#### [SUPPLIED RECORDS]
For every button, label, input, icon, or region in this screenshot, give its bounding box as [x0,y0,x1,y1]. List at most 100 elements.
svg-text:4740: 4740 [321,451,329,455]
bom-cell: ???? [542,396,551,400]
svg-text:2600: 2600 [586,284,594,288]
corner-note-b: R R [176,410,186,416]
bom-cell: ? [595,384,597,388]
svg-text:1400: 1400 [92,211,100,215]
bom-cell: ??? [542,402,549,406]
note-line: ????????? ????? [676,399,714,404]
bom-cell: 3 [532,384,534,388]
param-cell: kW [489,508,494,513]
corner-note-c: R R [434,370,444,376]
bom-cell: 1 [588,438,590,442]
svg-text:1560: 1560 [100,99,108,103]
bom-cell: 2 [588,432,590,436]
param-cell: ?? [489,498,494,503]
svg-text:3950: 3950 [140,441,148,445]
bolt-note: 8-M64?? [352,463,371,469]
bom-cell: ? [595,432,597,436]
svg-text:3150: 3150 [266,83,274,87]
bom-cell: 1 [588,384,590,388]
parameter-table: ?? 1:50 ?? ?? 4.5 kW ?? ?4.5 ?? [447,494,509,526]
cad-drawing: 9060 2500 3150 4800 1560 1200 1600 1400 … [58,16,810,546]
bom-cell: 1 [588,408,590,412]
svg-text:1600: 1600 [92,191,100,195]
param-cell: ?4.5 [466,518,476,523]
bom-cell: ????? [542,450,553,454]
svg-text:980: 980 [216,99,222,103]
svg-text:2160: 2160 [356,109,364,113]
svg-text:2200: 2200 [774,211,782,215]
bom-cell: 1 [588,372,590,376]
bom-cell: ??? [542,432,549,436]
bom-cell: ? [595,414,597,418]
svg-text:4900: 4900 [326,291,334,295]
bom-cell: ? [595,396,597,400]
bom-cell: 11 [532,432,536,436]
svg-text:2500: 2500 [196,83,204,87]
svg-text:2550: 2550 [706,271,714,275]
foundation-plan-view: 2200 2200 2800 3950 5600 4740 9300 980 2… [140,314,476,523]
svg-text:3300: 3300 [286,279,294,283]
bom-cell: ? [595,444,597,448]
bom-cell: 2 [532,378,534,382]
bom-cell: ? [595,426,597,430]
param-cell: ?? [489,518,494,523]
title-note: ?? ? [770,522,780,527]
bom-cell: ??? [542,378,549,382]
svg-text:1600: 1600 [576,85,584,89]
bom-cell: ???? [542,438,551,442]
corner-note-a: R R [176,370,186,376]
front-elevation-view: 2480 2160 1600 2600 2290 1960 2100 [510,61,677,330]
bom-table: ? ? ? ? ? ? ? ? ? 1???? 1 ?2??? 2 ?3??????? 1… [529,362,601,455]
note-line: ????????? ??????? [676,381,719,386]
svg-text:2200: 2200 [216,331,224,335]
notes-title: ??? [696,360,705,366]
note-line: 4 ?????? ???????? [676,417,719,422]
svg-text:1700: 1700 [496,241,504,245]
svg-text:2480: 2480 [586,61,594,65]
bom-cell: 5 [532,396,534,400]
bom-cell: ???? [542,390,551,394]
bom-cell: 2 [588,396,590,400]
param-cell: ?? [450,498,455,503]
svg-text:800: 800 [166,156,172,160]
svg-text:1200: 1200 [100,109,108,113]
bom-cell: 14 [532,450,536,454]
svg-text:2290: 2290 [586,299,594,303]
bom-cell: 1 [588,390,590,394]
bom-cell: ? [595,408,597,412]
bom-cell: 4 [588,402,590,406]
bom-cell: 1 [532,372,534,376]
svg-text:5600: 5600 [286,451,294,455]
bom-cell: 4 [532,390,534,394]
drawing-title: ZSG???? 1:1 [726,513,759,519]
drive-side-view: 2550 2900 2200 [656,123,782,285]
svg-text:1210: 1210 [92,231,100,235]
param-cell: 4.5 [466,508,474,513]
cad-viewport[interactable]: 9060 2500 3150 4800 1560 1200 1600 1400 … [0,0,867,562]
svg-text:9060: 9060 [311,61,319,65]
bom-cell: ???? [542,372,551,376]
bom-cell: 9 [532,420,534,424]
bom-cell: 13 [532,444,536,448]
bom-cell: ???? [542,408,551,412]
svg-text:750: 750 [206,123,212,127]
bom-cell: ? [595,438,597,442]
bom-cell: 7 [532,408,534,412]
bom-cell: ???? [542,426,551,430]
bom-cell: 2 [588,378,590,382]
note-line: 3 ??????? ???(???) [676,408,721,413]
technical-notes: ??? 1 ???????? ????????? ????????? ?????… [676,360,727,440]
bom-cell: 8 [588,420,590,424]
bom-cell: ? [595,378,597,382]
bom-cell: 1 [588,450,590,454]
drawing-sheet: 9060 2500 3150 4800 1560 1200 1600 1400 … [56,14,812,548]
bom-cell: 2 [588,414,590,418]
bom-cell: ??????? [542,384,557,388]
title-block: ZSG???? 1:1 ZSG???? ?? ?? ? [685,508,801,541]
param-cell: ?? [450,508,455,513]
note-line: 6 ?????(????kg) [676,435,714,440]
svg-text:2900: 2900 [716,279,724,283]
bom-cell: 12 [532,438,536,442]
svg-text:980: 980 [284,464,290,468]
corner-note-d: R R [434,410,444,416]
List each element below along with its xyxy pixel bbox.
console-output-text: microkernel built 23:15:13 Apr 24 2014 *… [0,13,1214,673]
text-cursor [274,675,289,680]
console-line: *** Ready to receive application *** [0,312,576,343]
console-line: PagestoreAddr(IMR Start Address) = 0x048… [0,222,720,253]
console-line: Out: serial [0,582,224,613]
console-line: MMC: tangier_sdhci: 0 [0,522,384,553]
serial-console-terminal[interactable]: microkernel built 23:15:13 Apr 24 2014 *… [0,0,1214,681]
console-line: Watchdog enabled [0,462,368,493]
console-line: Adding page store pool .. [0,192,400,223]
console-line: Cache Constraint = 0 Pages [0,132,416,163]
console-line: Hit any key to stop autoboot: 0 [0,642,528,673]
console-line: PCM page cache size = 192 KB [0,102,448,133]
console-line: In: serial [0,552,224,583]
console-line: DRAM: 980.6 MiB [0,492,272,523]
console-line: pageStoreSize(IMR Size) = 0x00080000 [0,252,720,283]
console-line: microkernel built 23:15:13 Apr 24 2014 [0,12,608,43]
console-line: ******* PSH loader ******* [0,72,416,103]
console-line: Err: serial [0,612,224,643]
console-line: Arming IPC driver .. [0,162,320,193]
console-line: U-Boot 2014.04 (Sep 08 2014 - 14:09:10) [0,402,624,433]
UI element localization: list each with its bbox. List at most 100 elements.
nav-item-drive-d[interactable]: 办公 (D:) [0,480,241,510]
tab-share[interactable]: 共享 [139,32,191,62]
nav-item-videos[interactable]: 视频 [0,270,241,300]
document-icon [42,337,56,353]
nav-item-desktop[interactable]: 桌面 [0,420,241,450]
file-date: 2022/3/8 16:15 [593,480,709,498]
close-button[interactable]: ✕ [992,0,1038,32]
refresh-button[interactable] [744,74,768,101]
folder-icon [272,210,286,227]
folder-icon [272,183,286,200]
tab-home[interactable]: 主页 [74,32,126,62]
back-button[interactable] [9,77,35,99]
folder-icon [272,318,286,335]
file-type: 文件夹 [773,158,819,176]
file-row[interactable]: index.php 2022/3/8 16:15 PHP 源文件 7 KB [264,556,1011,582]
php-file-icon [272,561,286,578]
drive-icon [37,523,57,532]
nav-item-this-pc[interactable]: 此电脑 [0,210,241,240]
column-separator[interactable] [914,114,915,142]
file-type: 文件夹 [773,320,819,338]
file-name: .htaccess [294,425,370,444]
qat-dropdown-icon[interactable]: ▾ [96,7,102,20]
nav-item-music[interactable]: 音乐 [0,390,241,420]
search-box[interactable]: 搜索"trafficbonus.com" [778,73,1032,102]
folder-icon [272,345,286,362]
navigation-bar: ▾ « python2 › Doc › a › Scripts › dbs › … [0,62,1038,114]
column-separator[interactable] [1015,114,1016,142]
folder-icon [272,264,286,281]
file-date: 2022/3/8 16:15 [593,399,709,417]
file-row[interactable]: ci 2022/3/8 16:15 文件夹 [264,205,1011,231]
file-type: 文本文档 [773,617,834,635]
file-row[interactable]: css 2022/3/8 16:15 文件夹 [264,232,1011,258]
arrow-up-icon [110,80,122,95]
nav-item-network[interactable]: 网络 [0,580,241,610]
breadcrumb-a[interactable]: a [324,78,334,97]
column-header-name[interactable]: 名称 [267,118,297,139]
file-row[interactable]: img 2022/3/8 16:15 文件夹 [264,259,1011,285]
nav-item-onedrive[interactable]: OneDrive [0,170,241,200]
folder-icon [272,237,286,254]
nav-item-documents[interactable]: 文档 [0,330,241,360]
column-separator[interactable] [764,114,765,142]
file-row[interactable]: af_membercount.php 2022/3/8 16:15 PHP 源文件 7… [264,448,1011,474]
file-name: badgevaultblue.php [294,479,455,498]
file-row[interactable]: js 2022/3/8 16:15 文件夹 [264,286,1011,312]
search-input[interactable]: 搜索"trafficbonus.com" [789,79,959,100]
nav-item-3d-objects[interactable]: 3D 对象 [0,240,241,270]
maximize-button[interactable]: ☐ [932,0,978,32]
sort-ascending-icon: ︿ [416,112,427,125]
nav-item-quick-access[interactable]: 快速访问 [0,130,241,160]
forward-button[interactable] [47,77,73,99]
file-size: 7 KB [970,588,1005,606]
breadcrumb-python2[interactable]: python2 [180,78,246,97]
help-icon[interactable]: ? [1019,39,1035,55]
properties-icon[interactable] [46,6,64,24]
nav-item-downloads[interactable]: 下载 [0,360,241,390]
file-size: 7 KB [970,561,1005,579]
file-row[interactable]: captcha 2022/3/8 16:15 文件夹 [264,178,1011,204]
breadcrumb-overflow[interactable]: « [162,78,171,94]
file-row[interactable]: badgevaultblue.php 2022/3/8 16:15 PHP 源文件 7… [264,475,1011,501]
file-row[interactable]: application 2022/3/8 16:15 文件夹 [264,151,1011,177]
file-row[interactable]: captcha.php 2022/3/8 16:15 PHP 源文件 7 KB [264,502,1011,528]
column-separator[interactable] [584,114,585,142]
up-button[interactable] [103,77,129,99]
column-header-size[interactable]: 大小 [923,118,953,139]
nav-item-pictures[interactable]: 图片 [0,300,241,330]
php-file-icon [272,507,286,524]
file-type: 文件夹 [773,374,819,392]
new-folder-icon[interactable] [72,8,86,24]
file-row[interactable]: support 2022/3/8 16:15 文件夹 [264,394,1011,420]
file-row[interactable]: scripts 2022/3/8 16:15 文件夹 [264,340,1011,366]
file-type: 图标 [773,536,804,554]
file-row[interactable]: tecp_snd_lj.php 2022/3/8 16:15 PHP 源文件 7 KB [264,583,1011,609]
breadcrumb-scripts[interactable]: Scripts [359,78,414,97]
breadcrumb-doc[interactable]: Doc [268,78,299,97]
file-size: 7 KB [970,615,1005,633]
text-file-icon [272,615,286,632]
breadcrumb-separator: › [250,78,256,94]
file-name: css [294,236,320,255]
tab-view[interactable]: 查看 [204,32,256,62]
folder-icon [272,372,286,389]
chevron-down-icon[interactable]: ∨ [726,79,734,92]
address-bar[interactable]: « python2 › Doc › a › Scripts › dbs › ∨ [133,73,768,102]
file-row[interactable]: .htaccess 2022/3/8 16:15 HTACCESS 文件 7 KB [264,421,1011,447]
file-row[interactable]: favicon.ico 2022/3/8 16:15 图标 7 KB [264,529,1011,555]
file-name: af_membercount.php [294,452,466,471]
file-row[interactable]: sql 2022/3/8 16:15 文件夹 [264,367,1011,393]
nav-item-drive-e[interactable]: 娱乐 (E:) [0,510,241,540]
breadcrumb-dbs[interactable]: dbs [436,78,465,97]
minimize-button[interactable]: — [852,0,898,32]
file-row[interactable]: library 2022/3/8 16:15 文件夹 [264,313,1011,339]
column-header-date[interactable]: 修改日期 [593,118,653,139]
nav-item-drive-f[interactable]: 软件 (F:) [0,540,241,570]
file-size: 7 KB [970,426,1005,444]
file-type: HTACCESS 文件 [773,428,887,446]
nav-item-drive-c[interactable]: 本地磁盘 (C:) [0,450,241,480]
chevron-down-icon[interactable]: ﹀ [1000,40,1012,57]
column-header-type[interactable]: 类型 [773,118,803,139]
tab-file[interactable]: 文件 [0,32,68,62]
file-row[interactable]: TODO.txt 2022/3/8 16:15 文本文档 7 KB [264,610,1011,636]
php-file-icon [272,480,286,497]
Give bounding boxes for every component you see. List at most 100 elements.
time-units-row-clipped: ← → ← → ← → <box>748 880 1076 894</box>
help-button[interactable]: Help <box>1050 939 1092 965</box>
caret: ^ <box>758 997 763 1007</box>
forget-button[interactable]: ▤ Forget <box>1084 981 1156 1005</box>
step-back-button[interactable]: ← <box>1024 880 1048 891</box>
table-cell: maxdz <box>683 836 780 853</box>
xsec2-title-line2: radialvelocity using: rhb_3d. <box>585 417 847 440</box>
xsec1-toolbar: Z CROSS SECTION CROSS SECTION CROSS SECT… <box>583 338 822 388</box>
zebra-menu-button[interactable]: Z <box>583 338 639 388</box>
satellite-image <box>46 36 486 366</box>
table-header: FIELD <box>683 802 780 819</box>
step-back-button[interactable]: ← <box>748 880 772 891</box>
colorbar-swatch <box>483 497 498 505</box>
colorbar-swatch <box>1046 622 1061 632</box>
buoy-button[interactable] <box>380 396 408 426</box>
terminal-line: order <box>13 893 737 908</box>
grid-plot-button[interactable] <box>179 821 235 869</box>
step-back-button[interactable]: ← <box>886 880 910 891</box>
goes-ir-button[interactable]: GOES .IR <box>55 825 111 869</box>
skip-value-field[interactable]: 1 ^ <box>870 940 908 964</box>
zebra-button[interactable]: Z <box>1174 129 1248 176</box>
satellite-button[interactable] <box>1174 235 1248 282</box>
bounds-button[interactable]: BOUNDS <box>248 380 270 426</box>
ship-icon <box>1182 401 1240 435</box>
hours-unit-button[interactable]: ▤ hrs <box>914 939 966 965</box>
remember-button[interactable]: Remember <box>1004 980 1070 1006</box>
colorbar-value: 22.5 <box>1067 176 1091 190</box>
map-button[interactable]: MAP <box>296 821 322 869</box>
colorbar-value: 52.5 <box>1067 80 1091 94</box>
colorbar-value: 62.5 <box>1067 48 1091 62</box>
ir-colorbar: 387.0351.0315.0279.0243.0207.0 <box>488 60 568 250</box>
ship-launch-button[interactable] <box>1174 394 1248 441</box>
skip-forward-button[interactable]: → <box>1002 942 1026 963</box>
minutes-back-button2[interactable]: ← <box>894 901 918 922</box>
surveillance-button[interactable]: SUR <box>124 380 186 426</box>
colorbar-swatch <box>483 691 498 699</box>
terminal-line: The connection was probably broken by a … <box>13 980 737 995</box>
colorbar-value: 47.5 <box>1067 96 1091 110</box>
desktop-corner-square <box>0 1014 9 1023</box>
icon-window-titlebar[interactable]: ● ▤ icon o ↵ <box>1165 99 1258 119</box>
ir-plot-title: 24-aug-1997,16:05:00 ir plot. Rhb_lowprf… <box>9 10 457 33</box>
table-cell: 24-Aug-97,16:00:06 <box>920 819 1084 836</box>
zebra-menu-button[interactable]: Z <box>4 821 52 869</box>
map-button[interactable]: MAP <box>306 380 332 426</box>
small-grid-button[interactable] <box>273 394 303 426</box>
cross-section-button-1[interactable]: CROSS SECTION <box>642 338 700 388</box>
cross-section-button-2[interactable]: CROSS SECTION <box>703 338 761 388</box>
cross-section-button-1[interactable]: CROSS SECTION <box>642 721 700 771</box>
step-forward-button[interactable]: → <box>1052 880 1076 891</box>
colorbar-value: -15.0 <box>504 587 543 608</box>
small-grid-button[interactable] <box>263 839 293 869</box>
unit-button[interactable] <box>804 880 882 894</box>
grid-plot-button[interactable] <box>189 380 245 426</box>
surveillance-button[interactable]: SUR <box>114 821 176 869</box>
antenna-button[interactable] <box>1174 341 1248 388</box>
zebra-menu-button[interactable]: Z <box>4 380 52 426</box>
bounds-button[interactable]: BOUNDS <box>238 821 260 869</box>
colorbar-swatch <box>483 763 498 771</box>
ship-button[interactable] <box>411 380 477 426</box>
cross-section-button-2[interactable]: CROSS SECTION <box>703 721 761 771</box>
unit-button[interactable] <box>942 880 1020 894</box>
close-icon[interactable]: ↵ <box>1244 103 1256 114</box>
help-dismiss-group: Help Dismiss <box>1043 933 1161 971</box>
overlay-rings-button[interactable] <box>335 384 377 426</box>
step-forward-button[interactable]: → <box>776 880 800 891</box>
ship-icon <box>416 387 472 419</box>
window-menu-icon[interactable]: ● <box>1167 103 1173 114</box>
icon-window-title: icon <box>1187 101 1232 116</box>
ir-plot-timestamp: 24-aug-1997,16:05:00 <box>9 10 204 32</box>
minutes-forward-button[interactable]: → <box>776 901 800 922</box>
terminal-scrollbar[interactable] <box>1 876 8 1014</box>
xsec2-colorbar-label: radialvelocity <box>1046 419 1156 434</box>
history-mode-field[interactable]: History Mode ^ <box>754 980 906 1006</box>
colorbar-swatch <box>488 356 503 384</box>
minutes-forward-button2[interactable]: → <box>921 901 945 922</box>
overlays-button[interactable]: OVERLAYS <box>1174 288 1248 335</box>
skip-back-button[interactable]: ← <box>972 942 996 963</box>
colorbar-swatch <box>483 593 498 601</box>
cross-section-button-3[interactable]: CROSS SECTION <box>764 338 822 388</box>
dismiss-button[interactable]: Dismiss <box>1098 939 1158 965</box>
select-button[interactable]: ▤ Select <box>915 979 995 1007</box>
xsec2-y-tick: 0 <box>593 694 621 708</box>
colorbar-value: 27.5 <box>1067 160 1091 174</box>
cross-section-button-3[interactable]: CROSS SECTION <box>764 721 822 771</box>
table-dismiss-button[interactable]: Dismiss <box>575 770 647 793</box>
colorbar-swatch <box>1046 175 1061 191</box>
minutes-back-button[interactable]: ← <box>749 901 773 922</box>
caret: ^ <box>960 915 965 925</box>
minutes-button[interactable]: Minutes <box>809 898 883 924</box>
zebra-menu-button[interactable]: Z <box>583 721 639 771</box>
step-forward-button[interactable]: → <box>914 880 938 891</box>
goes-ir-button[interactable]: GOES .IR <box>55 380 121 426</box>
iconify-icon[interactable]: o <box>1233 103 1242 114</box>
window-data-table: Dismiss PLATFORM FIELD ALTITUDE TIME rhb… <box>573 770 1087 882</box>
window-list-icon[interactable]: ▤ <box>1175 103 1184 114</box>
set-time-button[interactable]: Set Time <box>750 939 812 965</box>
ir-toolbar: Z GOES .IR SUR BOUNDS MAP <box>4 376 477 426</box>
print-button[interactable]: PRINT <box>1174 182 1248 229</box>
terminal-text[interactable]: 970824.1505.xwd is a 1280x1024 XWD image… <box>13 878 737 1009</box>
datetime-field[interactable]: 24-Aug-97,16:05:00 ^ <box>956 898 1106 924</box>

#### [GIVEN EXERCISE]
Swap "bom-cell" for "bom-entry" in the records from the first line through the line containing "bom-cell: ? [595,396,597,400]", and write those lines out again with nothing else changed.

#### [FINAL ANSWER]
For every button, label, input, icon, or region in this screenshot, give its bounding box as [x0,y0,x1,y1]. List at most 100 elements.
svg-text:4740: 4740 [321,451,329,455]
bom-entry: ???? [542,396,551,400]
svg-text:2600: 2600 [586,284,594,288]
corner-note-b: R R [176,410,186,416]
bom-entry: ? [595,384,597,388]
svg-text:1400: 1400 [92,211,100,215]
bom-entry: ??? [542,402,549,406]
note-line: ????????? ????? [676,399,714,404]
bom-entry: 3 [532,384,534,388]
param-cell: kW [489,508,494,513]
corner-note-c: R R [434,370,444,376]
bom-entry: 1 [588,438,590,442]
svg-text:1560: 1560 [100,99,108,103]
bom-entry: 2 [588,432,590,436]
param-cell: ?? [489,498,494,503]
svg-text:3950: 3950 [140,441,148,445]
bolt-note: 8-M64?? [352,463,371,469]
bom-entry: ? [595,432,597,436]
svg-text:3150: 3150 [266,83,274,87]
bom-entry: 1 [588,384,590,388]
parameter-table: ?? 1:50 ?? ?? 4.5 kW ?? ?4.5 ?? [447,494,509,526]
cad-drawing: 9060 2500 3150 4800 1560 1200 1600 1400 … [58,16,810,546]
bom-entry: 1 [588,408,590,412]
svg-text:1600: 1600 [92,191,100,195]
param-cell: ?4.5 [466,518,476,523]
bom-entry: ????? [542,450,553,454]
svg-text:980: 980 [216,99,222,103]
svg-text:2160: 2160 [356,109,364,113]
svg-text:2200: 2200 [774,211,782,215]
bom-entry: 1 [588,372,590,376]
bom-entry: ??? [542,432,549,436]
bom-entry: ? [595,414,597,418]
svg-text:4900: 4900 [326,291,334,295]
bom-entry: ? [595,396,597,400]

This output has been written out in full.